Data provided »
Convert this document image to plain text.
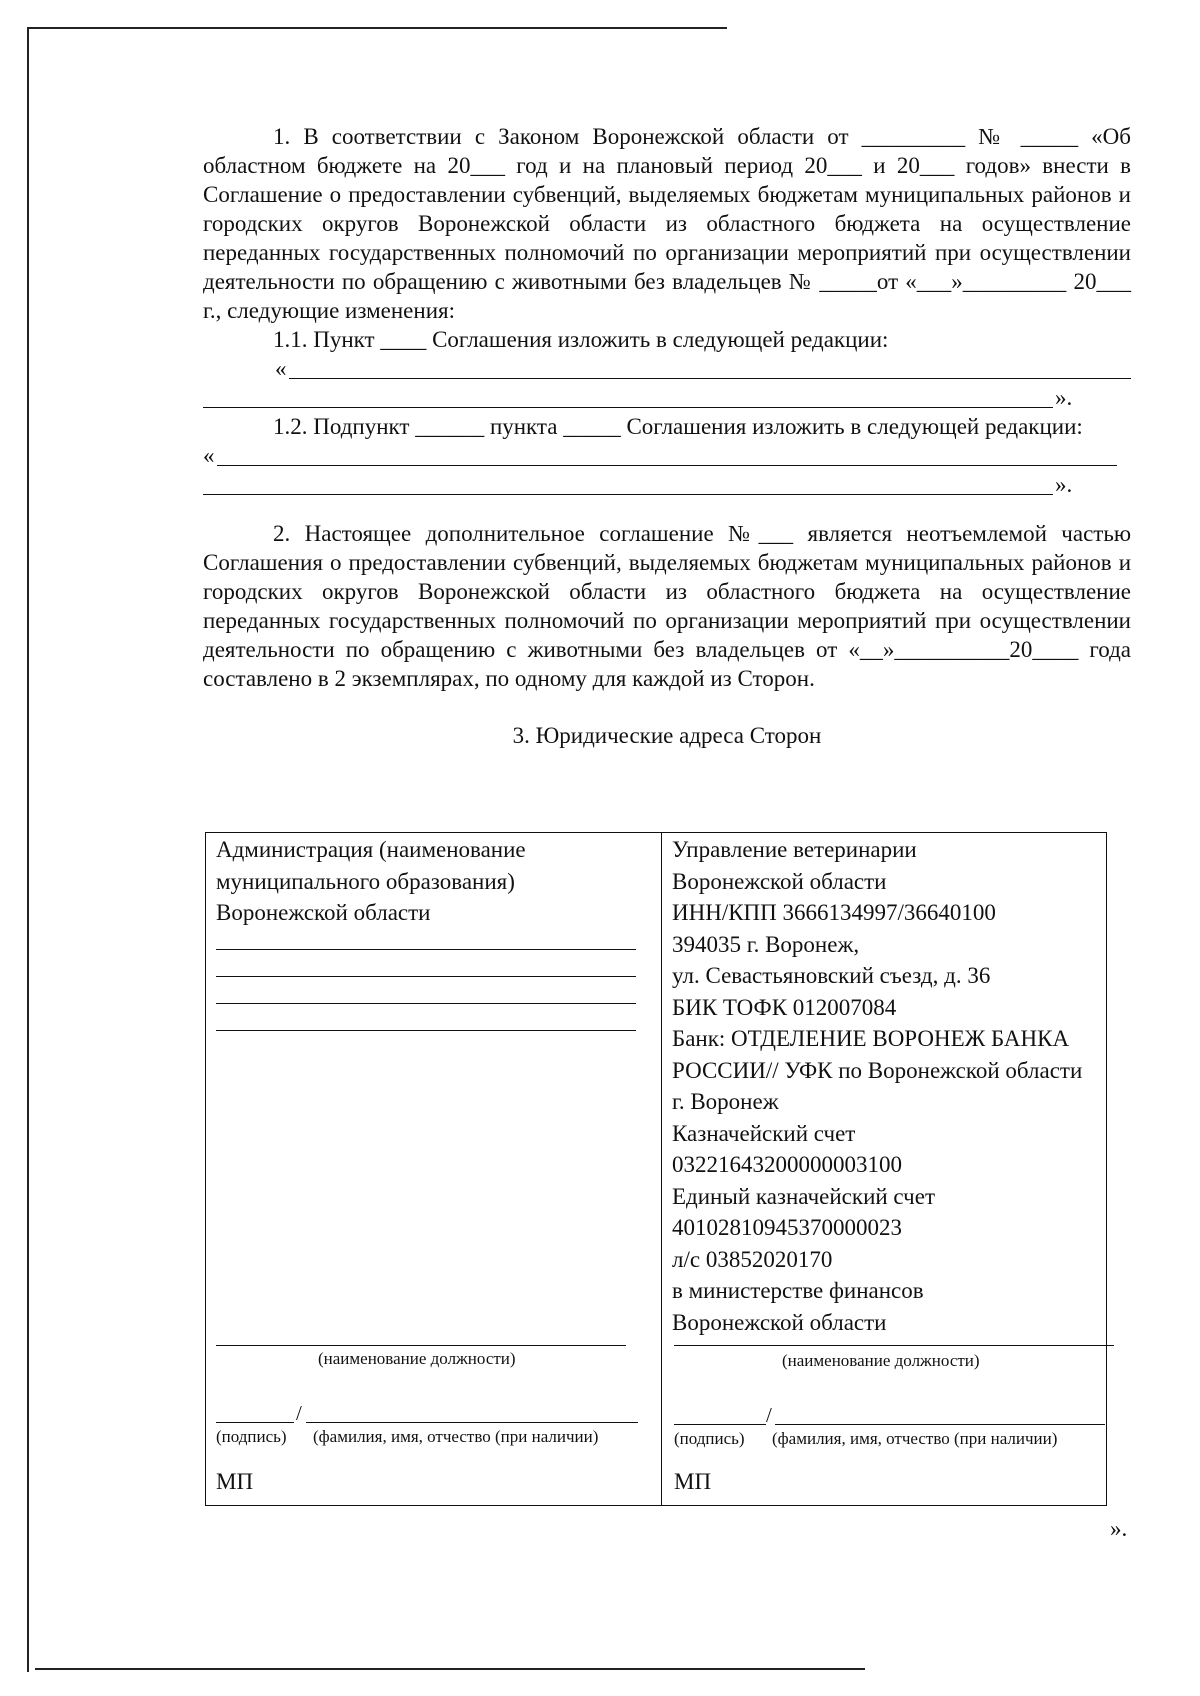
1. В соответствии с Законом Воронежской области от _________ № _____ «Об областном бюджете на 20___ год и на плановый период 20___ и 20___ годов» внести в Соглашение о предоставлении субвенций, выделяемых бюджетам муниципальных районов и городских округов Воронежской области из областного бюджета на осуществление переданных государственных полномочий по организации мероприятий при осуществлении деятельности по обращению с животными без владельцев № _____от «___»_________ 20___ г., следующие изменения:

1.1. Пункт ____ Соглашения изложить в следующей редакции:

«
».

1.2. Подпункт ______ пункта _____ Соглашения изложить в следующей редакции:

«
».

2. Настоящее дополнительное соглашение №___ является неотъемлемой частью Соглашения о предоставлении субвенций, выделяемых бюджетам муниципальных районов и городских округов Воронежской области из областного бюджета на осуществление переданных государственных полномочий по организации мероприятий при осуществлении деятельности по обращению с животными без владельцев от «__»__________20____ года составлено в 2 экземплярах, по одному для каждой из Сторон.

3. Юридические адреса Сторон

Администрация (наименование

муниципального образования)

Воронежской области

(наименование должности)
/
(подпись) (фамилия, имя, отчество (при наличии)
МП

Управление ветеринарии

Воронежской области

ИНН/КПП 3666134997/36640100

394035 г. Воронеж,

ул. Севастьяновский съезд, д. 36

БИК ТОФК 012007084

Банк: ОТДЕЛЕНИЕ ВОРОНЕЖ БАНКА

РОССИИ// УФК по Воронежской области

г. Воронеж

Казначейский счет

03221643200000003100

Единый казначейский счет

40102810945370000023

л/с 03852020170

в министерстве финансов

Воронежской области

(наименование должности)
/
(подпись) (фамилия, имя, отчество (при наличии)
МП
».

What the task requires » Repeat the material above in full and exactly, apart from the pictures.

Solved exercise »
Convert this document image to plain text.
1. В соответствии с Законом Воронежской области от _________ № _____ «Об областном бюджете на 20___ год и на плановый период 20___ и 20___ годов» внести в Соглашение о предоставлении субвенций, выделяемых бюджетам муниципальных районов и городских округов Воронежской области из областного бюджета на осуществление переданных государственных полномочий по организации мероприятий при осуществлении деятельности по обращению с животными без владельцев № _____от «___»_________ 20___ г., следующие изменения:

1.1. Пункт ____ Соглашения изложить в следующей редакции:

«
».

1.2. Подпункт ______ пункта _____ Соглашения изложить в следующей редакции:

«
».

2. Настоящее дополнительное соглашение №___ является неотъемлемой частью Соглашения о предоставлении субвенций, выделяемых бюджетам муниципальных районов и городских округов Воронежской области из областного бюджета на осуществление переданных государственных полномочий по организации мероприятий при осуществлении деятельности по обращению с животными без владельцев от «__»__________20____ года составлено в 2 экземплярах, по одному для каждой из Сторон.

3. Юридические адреса Сторон

Администрация (наименование

муниципального образования)

Воронежской области

(наименование должности)
/
(подпись) (фамилия, имя, отчество (при наличии)
МП

Управление ветеринарии

Воронежской области

ИНН/КПП 3666134997/36640100

394035 г. Воронеж,

ул. Севастьяновский съезд, д. 36

БИК ТОФК 012007084

Банк: ОТДЕЛЕНИЕ ВОРОНЕЖ БАНКА

РОССИИ// УФК по Воронежской области

г. Воронеж

Казначейский счет

03221643200000003100

Единый казначейский счет

40102810945370000023

л/с 03852020170

в министерстве финансов

Воронежской области

(наименование должности)
/
(подпись) (фамилия, имя, отчество (при наличии)
МП
».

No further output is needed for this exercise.